> [Excerpt]
※

I particularly fond of the term medium theory as a description of one of my major research interests, though I'm often met by blank stares when I use it. Time and again, I'm told that "media studies" would be a much better term. To me, to say one does media studies is like saying one studies literature or rhetoric. True in and of itself, but not overly useful as a short label used to explain the type of research one is to do. I'm not particularly interested in studying film (as media), television, radio, newspapers, magazines, music, and the like, the things people mean when they say "the media." For the most part, my interest really does lie in the medium. I do study "the message" but that's when I wear either my literature or my rhet/comp hats, though, of course, I strongly believe that I'm rarely wearing one hat at a time.

If I listed "literature" as my research interest, people would want to know more, and rightfully so. They want to know if I study French literature or English literature or Greek literature. And any hiring committee is going to want to know even more than that. They'll want to know that my dissertation is on Old English literature and that I have teaching and research interests in Old English, Middle English, and Old Norse literature, in science fiction and fantasy, and in 18th - 20th century medievalism. They're also likely to know that while I do "do" theory, I'm what Rob Pope calls a new eclecticist: I approach literature not from a theoretical perspective but use whatever theories seem most useful to whatever it is I'm trying to do, and that I'm just as likely to apply orality/literacy studies and medium theory, social memory, rhetorical criticism, and cognitive studies/cognitive poetics than I am to use "traditional" theoretical approaches. My dissertation, which explores Old English literature as the social memory of an oral-chirographic transitional culture draws from all of those, and from psychoanalytic criticism (trauma theory specifically), new historicism, postcolonialism as well.

※

> [Data provided]
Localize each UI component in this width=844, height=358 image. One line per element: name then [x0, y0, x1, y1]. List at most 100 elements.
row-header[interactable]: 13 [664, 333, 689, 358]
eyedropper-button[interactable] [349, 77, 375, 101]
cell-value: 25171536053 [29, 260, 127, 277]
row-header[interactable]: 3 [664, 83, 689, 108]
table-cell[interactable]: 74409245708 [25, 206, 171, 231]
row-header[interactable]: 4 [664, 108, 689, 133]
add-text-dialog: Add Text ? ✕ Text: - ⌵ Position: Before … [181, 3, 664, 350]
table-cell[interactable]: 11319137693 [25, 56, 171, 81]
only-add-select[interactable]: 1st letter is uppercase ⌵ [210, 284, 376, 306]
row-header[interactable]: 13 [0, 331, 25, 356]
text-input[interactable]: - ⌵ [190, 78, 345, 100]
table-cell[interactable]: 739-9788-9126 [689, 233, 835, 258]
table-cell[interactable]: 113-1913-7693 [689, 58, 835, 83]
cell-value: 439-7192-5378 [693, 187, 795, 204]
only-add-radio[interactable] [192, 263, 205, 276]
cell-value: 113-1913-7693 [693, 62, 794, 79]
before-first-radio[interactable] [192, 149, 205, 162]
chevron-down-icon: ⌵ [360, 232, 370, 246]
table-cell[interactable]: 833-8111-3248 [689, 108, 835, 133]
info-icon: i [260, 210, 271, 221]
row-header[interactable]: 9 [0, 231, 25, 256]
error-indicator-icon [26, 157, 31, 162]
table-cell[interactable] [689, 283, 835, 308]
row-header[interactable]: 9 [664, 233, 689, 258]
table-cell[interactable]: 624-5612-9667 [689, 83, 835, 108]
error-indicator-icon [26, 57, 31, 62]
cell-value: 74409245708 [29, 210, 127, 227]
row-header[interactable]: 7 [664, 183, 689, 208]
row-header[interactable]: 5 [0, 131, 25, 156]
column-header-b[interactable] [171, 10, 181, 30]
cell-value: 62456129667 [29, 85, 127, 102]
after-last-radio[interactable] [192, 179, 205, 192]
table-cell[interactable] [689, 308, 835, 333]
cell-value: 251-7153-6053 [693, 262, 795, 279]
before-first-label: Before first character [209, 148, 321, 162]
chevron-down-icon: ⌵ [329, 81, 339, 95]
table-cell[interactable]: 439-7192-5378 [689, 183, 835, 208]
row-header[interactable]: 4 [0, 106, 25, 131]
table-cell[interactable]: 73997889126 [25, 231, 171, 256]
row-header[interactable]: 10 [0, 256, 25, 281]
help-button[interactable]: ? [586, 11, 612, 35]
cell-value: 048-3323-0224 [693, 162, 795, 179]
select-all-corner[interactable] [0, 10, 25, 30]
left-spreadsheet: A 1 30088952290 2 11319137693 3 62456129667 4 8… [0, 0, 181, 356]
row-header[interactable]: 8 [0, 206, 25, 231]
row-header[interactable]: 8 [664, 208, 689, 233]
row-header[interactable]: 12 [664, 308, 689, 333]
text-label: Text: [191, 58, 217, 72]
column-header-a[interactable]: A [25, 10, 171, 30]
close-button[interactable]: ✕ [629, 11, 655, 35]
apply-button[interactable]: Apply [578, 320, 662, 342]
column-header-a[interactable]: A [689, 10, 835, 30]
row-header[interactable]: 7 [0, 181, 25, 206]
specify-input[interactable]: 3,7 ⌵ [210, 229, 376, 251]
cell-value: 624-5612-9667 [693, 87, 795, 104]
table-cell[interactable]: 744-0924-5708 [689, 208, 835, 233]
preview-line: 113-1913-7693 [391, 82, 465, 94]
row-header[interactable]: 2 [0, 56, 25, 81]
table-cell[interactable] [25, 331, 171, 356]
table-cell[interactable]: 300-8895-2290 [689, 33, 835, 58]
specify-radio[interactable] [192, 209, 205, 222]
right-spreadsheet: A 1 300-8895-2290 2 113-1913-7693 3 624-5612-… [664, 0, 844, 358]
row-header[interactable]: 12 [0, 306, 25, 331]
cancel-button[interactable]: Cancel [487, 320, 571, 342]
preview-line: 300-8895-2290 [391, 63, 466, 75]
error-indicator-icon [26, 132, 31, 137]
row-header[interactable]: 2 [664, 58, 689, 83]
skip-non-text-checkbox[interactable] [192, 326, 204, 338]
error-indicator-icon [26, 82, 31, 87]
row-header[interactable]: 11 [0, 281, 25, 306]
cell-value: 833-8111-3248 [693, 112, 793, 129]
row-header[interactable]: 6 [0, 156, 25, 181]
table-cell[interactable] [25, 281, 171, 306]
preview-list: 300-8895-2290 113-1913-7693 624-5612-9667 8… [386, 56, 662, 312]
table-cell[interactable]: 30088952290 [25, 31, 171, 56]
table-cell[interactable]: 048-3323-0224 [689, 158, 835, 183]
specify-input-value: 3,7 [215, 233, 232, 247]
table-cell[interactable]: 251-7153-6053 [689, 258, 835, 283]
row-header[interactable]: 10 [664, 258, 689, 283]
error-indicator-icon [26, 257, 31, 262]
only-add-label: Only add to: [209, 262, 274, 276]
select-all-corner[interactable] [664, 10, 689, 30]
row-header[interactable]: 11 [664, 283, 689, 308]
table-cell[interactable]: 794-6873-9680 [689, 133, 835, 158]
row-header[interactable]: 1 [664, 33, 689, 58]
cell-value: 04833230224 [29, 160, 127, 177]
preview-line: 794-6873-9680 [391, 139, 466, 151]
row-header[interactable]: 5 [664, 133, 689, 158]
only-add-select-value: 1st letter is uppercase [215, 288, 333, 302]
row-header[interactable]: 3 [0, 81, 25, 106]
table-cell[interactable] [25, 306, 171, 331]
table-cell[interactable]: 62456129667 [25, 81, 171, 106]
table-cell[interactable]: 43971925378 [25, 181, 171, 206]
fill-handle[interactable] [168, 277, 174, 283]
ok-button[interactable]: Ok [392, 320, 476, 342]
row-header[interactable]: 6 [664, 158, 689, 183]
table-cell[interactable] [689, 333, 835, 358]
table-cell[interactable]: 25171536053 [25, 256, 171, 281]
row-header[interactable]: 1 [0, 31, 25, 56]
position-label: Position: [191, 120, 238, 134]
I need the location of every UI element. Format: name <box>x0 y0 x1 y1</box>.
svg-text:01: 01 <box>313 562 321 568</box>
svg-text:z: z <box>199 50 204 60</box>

※

> [What to work on]
**A.** Render the listing, from its first line through the line containing "table-cell[interactable]: 624-5612-9667 [689, 83, 835, 108]", as a JSON list of strings with one string per line and blank lines omitted.
**B.** Write a continuation of the passage about medium theory and research labels, picking up after its final sentence.
The passage about medium theory and the listing come from unrelated sources.

> [Results of the exercise]
**A.**
[
  "Localize each UI component in this width=844, height=358 image. One line per element: name then [x0, y0, x1, y1]. List at most 100 elements.",
  "row-header[interactable]: 13 [664, 333, 689, 358]",
  "eyedropper-button[interactable] [349, 77, 375, 101]",
  "cell-value: 25171536053 [29, 260, 127, 277]",
  "row-header[interactable]: 3 [664, 83, 689, 108]",
  "table-cell[interactable]: 74409245708 [25, 206, 171, 231]",
  "row-header[interactable]: 4 [664, 108, 689, 133]",
  "add-text-dialog: Add Text ? ✕ Text: - ⌵ Position: Before … [181, 3, 664, 350]",
  "table-cell[interactable]: 11319137693 [25, 56, 171, 81]",
  "only-add-select[interactable]: 1st letter is uppercase ⌵ [210, 284, 376, 306]",
  "row-header[interactable]: 13 [0, 331, 25, 356]",
  "text-input[interactable]: - ⌵ [190, 78, 345, 100]",
  "table-cell[interactable]: 739-9788-9126 [689, 233, 835, 258]",
  "table-cell[interactable]: 113-1913-7693 [689, 58, 835, 83]",
  "cell-value: 439-7192-5378 [693, 187, 795, 204]",
  "only-add-radio[interactable] [192, 263, 205, 276]",
  "cell-value: 113-1913-7693 [693, 62, 794, 79]",
  "before-first-radio[interactable] [192, 149, 205, 162]",
  "chevron-down-icon: ⌵ [360, 232, 370, 246]",
  "table-cell[interactable]: 833-8111-3248 [689, 108, 835, 133]",
  "info-icon: i [260, 210, 271, 221]",
  "row-header[interactable]: 9 [0, 231, 25, 256]",
  "error-indicator-icon [26, 157, 31, 162]",
  "table-cell[interactable] [689, 283, 835, 308]",
  "row-header[interactable]: 9 [664, 233, 689, 258]",
  "table-cell[interactable]: 624-5612-9667 [689, 83, 835, 108]"
]

**B.**
And if I were to list "rhet/comp," "rhetoric," or even "composition studies" on a CV, anyone who doesn't know me is likely to feely slightly duped. Yes I do all three, but my particular focuses are in medieval rhetoric, rhetorical memory, oral/chirographic/print/digital culture, and computers and writing. I'm not interested in writing program administration or assessment or basic writing, etc. I'll read about these topics and I believe I should (and do) know something about them, but at this time I'm not interested in developing a research agenda around them or in teaching courses on these topics. I am quite interested in composition pedagogy, but that is, again, kind of like saying I'm interested in "medieval English literature" but I have no real desire to do serious work on John Gower or Middle English drama or a whole host of other topics which fall under that rubric. Sure I know something about most of them and I'll teach them, and I may even do research on them if my interests lead me in those directions, but my qualifications as a medieval english literature scholar no more means I'm prepared to do serious work with Middle English drama than my qualfiications as compositionist means I'm prepared to do serious work with assessment or writing program administration.

While there's a desire to declare Rhet/Comp a discipline all to itself (a desire I like to poke at but ultimately don't deny), elides over the significant differences between rhetoric and composition studies, differences which are, to my mind, as great as the differences among them and linguistics, creative writing, and literary studies. One can specialize in writing studies and know more about literary studies than one knows about the history of rhetoric, and one can specialize in the history of rhetoric or even contemporary rhetorical theory and have no knowledge of current composition pedagogy. I have nothing against those who want to specialize in any particular field of English studies, but I am bothered by the fact that their desire to create narrow specialties often includes the desire to keep others, including those like me who draw from all the branches, out of their special field. At least that's how I read people like Gerald Nelms, whose WPA-L post I linked to above.

This long roundabout post serves as a preface to what I'll post next time, a definition of medium theory which has made me want to reclaim the term as my own.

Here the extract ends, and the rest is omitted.